__EXERCISE INSTRUCTIONS__
Reproduce every entry below precisely; do not include the pictures.

(Stored items)
━━━━━━━━━━━━━━━━
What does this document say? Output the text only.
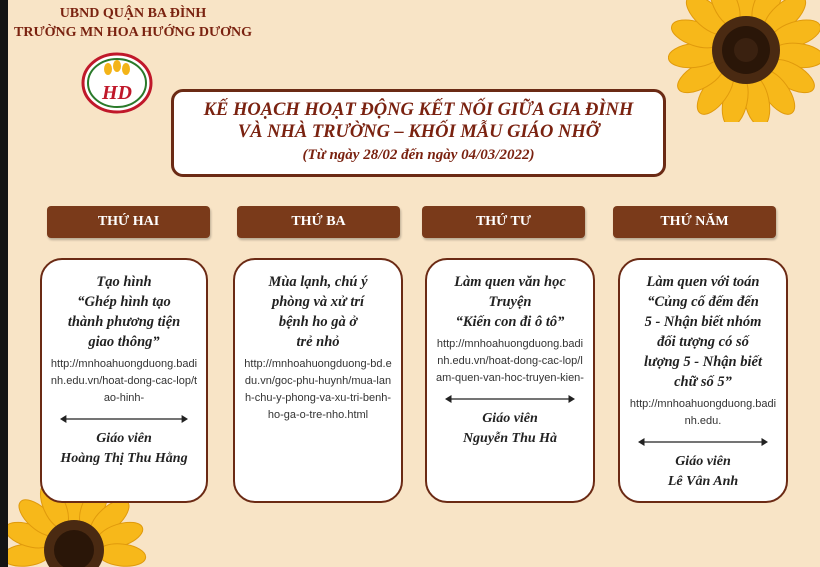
UBND QUẬN BA ĐÌNH
TRƯỜNG MN HOA HƯỚNG DƯƠNG
HD
KẾ HOẠCH HOẠT ĐỘNG KẾT NỐI GIỮA GIA ĐÌNH
VÀ NHÀ TRƯỜNG – KHỐI MẪU GIÁO NHỠ
(Từ ngày 28/02 đến ngày 04/03/2022)
THỨ HAI	THỨ BA	THỨ TƯ	THỨ NĂM
Tạo hình
“Ghép hình tạo
thành phương tiện
giao thông”
http://mnhoahuongduong.badinh.edu.vn/hoat-dong-cac-lop/tao-hinh-
Giáo viên
Hoàng Thị Thu Hằng
Mùa lạnh, chú ý
phòng và xử trí
bệnh ho gà ở
trẻ nhỏ
http://mnhoahuongduong-bd.edu.vn/goc-phu-huynh/mua-lanh-chu-y-phong-va-xu-tri-benh-ho-ga-o-tre-nho.html
Làm quen văn học
Truyện
“Kiến con đi ô tô”
http://mnhoahuongduong.badinh.edu.vn/hoat-dong-cac-lop/lam-quen-van-hoc-truyen-kien-
Giáo viên
Nguyễn Thu Hà
Làm quen với toán
“Củng cố đếm đến
5 - Nhận biết nhóm
đối tượng có số
lượng 5 - Nhận biết
chữ số 5”
http://mnhoahuongduong.badinh.edu.
Giáo viên
Lê Vân Anh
━━━━━━━━━━━━━━━━
__RESULT OF THIS EXERCISE__
What does this document say? Output the text only.
UBND QUẬN BA ĐÌNH
TRƯỜNG MN HOA HƯỚNG DƯƠNG
HD
KẾ HOẠCH HOẠT ĐỘNG KẾT NỐI GIỮA GIA ĐÌNH
VÀ NHÀ TRƯỜNG – KHỐI MẪU GIÁO NHỠ
(Từ ngày 28/02 đến ngày 04/03/2022)
THỨ HAI	THỨ BA	THỨ TƯ	THỨ NĂM
Tạo hình
“Ghép hình tạo
thành phương tiện
giao thông”
http://mnhoahuongduong.badinh.edu.vn/hoat-dong-cac-lop/tao-hinh-
Giáo viên
Hoàng Thị Thu Hằng
Mùa lạnh, chú ý
phòng và xử trí
bệnh ho gà ở
trẻ nhỏ
http://mnhoahuongduong-bd.edu.vn/goc-phu-huynh/mua-lanh-chu-y-phong-va-xu-tri-benh-ho-ga-o-tre-nho.html
Làm quen văn học
Truyện
“Kiến con đi ô tô”
http://mnhoahuongduong.badinh.edu.vn/hoat-dong-cac-lop/lam-quen-van-hoc-truyen-kien-
Giáo viên
Nguyễn Thu Hà
Làm quen với toán
“Củng cố đếm đến
5 - Nhận biết nhóm
đối tượng có số
lượng 5 - Nhận biết
chữ số 5”
http://mnhoahuongduong.badinh.edu.
Giáo viên
Lê Vân Anh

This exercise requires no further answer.